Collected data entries
---------------
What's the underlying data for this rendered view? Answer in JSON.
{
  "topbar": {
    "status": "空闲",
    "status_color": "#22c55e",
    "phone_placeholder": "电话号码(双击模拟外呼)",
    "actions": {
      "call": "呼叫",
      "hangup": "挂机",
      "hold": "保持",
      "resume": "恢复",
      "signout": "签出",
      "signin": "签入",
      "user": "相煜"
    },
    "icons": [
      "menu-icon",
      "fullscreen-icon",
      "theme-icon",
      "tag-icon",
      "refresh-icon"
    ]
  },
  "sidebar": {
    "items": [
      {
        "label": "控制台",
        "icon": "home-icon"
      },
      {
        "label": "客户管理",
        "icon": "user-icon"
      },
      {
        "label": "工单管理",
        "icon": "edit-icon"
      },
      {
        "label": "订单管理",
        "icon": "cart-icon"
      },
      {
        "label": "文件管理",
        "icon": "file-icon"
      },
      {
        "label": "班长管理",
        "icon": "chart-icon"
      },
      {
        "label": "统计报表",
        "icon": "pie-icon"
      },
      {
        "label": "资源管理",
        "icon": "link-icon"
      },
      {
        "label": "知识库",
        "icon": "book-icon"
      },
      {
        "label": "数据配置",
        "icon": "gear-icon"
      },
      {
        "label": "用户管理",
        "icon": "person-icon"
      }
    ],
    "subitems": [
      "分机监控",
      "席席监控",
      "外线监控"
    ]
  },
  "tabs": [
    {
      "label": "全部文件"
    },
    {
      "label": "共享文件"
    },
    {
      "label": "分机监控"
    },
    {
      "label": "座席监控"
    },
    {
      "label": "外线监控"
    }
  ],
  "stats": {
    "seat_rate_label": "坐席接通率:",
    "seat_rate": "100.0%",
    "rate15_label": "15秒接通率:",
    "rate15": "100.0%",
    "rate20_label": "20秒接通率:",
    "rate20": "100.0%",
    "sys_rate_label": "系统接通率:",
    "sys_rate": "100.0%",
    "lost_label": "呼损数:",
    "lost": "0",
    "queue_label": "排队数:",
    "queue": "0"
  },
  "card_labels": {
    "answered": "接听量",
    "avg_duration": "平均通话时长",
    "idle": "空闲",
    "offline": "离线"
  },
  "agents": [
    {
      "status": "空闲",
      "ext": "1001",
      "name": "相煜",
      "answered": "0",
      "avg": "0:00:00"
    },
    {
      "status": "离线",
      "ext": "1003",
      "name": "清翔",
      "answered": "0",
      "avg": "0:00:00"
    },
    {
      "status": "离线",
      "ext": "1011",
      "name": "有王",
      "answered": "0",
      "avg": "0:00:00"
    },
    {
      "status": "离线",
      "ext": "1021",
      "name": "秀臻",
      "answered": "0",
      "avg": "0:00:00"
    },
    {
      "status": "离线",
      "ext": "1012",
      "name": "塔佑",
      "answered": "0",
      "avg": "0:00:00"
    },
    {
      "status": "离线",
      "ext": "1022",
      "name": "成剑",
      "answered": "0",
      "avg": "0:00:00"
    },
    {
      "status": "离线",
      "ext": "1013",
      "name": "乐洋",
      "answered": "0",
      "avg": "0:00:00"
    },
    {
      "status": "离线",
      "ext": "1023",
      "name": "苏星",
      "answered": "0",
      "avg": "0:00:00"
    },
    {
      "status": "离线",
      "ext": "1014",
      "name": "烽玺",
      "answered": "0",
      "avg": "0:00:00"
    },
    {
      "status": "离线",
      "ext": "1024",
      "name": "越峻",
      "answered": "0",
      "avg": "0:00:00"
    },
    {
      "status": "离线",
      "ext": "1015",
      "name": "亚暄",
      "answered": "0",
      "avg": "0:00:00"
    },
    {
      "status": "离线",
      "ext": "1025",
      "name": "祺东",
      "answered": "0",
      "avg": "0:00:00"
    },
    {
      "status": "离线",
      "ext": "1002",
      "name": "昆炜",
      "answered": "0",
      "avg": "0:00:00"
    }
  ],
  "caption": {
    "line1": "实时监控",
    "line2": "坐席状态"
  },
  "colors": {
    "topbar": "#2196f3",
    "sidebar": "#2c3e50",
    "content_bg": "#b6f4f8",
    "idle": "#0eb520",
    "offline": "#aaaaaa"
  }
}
---------------
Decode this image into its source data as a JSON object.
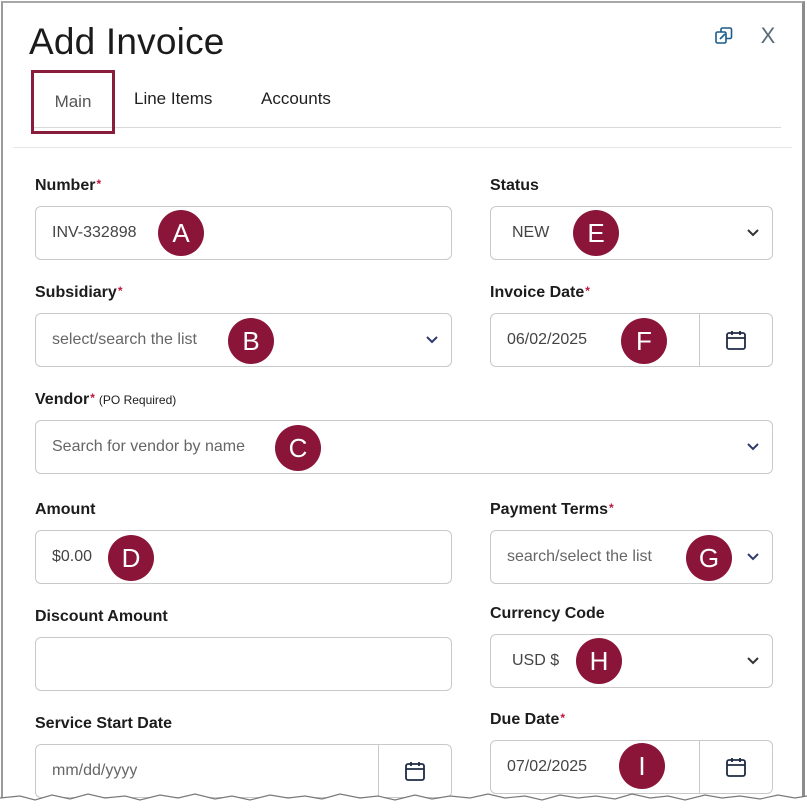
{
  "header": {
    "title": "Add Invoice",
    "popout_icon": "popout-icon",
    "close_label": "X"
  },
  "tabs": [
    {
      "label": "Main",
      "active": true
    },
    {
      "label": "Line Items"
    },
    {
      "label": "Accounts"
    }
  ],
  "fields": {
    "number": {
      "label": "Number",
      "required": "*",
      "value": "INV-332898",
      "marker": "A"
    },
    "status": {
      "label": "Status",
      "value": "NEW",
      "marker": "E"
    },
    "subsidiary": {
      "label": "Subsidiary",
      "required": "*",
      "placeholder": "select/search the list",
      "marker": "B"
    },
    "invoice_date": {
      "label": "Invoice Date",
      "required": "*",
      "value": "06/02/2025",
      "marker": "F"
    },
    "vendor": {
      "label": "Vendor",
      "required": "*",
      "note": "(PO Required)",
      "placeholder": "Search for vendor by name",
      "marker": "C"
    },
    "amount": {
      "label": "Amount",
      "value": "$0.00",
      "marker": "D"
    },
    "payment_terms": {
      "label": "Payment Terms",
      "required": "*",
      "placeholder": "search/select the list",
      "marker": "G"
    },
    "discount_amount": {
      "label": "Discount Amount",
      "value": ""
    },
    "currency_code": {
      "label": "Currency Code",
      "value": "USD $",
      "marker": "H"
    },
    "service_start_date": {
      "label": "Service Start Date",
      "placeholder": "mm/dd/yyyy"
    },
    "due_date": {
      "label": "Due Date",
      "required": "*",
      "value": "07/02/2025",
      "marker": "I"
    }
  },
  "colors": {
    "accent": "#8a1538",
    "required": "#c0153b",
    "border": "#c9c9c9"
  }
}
---------------
§ What is asked
Your task is to pick out every line with the string "this" and copy it.

§ Written response
What's the underlying data for this rendered view? Answer in JSON.
Decode this image into its source data as a JSON object.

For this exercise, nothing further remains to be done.